* THE EXERCISE
Find the lines in these entries that include the word "Conteúdo" and state how many there are, with no other words.

>> begin

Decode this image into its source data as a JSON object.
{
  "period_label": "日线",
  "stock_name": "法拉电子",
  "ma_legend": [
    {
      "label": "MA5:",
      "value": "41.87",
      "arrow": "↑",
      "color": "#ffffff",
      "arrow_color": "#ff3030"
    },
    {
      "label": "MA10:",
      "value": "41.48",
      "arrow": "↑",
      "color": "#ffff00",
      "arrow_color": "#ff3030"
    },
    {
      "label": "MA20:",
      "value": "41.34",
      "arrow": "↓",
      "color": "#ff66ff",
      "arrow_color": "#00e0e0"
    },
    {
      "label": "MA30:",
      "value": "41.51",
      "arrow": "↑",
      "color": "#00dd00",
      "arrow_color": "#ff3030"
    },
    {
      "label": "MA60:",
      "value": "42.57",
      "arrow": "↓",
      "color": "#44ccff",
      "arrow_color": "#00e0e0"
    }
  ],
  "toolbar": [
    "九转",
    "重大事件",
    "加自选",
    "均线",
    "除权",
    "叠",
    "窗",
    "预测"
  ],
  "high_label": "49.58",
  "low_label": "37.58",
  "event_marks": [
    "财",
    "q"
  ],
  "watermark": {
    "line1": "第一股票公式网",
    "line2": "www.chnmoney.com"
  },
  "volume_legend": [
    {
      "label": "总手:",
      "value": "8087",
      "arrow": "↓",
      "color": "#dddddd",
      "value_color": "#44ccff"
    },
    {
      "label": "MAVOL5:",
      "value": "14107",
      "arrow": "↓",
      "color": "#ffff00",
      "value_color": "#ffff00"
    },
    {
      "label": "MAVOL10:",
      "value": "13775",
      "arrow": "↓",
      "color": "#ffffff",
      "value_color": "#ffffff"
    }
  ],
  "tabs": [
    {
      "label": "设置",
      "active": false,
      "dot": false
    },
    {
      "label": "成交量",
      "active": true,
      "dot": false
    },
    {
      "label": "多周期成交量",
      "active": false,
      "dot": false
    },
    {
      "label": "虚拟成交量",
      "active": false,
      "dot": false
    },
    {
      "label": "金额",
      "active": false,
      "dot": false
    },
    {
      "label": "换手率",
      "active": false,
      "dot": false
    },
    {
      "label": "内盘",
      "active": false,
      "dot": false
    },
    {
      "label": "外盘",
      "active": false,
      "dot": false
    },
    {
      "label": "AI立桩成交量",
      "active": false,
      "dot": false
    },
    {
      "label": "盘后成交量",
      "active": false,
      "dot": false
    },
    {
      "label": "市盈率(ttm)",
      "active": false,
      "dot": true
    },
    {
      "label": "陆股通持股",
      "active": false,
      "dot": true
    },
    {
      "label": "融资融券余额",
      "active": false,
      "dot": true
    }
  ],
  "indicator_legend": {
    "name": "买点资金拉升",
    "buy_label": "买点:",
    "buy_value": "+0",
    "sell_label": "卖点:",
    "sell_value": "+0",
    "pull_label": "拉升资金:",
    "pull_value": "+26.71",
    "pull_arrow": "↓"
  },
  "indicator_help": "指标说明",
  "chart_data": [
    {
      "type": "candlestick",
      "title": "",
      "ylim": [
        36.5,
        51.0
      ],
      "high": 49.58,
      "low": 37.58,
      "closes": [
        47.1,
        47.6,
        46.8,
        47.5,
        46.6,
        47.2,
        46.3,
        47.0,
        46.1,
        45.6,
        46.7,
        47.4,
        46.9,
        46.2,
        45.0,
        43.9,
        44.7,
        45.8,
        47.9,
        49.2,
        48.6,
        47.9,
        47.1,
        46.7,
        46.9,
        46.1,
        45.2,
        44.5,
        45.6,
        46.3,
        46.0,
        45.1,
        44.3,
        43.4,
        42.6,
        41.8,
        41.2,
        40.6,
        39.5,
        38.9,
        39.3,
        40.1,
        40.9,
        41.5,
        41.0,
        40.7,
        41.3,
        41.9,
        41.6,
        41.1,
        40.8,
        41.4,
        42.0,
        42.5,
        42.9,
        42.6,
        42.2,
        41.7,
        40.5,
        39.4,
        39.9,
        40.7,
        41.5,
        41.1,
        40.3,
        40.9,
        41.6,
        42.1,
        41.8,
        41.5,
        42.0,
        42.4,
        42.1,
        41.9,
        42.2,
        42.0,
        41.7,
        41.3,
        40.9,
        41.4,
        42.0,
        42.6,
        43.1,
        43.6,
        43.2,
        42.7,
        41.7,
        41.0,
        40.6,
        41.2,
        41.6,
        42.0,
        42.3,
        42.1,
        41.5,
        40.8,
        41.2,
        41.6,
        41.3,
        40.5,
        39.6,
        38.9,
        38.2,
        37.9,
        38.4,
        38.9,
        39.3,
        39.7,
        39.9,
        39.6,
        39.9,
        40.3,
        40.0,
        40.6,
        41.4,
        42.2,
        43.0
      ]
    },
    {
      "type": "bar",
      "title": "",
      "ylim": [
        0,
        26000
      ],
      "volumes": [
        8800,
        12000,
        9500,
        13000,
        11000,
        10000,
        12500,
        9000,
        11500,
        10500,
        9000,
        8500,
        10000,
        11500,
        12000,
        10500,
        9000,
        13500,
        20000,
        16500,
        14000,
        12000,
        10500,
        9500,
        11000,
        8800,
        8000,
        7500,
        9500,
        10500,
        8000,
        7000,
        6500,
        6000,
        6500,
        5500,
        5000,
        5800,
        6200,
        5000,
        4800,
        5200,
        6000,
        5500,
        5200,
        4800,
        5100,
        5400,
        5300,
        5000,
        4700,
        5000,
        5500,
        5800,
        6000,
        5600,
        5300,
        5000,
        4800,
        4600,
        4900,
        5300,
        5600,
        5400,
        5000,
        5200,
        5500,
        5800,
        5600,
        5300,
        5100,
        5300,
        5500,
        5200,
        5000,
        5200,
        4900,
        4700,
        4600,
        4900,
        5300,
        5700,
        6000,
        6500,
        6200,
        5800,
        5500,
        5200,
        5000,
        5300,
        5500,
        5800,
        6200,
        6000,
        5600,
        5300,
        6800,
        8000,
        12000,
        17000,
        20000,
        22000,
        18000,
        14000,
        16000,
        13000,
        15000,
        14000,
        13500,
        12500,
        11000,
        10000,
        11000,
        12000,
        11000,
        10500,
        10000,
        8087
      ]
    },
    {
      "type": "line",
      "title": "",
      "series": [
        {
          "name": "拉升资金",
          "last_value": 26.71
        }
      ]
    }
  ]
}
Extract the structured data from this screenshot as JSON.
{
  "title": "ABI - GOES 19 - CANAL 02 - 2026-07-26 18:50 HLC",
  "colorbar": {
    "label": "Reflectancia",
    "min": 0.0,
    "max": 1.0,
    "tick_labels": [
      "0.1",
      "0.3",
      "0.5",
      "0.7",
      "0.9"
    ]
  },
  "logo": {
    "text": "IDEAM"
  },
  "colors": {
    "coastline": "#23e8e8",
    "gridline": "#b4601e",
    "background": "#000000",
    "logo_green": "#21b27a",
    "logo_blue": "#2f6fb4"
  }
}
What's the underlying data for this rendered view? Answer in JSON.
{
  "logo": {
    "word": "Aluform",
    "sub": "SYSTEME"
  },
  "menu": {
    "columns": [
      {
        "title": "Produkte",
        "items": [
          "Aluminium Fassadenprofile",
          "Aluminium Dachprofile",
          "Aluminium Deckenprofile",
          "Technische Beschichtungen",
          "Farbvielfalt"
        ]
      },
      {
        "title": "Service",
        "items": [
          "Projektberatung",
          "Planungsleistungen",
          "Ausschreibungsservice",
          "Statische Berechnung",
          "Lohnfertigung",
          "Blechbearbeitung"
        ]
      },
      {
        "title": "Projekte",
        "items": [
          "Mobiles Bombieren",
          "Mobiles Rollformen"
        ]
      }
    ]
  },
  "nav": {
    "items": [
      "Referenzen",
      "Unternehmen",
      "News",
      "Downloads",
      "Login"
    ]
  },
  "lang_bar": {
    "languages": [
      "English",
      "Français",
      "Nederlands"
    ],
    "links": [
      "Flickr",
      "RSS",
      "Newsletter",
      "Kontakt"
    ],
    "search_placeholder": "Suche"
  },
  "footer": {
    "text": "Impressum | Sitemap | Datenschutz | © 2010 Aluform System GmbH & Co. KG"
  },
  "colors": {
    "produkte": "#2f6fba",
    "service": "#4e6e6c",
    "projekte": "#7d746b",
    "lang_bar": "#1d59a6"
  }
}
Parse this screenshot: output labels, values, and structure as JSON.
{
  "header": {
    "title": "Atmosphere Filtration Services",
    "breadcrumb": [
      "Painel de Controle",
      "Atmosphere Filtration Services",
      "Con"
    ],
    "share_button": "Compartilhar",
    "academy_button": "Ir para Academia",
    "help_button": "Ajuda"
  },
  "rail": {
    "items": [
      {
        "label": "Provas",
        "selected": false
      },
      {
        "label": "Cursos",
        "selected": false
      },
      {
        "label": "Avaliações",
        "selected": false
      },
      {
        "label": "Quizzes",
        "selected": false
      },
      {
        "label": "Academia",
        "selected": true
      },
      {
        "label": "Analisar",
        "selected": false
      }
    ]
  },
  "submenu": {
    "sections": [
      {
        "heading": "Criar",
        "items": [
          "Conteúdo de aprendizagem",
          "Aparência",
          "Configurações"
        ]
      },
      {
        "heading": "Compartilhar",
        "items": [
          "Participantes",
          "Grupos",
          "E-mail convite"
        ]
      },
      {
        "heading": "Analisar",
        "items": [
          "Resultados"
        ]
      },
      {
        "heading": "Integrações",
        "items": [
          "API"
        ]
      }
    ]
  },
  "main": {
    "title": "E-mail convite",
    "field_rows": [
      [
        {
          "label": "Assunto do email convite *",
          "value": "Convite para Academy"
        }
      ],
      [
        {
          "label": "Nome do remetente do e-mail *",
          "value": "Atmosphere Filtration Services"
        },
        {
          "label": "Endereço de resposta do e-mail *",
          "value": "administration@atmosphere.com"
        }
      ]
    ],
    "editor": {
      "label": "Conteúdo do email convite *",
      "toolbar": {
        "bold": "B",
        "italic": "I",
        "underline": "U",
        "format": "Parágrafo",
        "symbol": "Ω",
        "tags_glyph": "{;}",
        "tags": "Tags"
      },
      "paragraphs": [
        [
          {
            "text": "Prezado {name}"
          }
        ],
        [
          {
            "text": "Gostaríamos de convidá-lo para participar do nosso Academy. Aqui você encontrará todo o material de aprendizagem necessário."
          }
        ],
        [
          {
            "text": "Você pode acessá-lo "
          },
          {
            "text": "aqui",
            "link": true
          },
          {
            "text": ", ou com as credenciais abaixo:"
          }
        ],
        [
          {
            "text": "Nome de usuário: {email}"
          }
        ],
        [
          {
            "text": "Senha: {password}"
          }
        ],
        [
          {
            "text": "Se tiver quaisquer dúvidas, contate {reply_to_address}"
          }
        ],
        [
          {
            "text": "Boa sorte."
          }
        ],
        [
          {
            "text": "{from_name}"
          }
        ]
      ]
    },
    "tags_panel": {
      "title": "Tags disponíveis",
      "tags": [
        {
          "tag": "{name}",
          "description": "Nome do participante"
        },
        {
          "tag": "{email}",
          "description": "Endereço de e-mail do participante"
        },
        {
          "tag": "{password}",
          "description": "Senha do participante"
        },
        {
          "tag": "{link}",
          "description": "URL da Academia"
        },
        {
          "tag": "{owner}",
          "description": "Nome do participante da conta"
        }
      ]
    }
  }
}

>> end

* FINAL RESULT
2